The problem → Copy every line in the records below that contains the word "last".

Information supplied →
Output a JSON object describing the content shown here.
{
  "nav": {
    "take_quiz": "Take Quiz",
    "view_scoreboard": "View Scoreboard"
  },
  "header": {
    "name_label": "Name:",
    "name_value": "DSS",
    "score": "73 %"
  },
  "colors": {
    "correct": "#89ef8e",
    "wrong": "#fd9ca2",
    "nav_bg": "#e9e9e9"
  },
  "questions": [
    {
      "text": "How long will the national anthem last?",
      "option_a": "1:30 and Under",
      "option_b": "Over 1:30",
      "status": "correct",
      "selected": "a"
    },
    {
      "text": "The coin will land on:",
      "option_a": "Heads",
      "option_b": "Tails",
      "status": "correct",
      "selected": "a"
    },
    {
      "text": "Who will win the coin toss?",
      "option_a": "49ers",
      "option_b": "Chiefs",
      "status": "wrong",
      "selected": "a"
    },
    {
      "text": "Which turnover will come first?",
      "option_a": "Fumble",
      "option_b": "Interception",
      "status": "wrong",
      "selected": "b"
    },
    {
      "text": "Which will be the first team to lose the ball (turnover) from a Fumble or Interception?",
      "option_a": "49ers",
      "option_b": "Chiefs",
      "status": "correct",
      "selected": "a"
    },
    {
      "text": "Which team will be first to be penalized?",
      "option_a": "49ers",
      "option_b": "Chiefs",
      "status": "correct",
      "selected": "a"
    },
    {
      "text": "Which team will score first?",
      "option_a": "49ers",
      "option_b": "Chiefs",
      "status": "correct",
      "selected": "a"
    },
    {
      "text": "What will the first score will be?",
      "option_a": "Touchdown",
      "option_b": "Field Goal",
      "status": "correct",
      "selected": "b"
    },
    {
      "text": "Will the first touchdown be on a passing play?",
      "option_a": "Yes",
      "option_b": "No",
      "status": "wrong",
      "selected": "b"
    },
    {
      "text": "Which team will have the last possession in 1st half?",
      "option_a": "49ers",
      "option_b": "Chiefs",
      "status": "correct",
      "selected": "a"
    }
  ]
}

The output →
      "text": "How long will the national anthem last?",
      "text": "Which team will have the last possession in 1st half?",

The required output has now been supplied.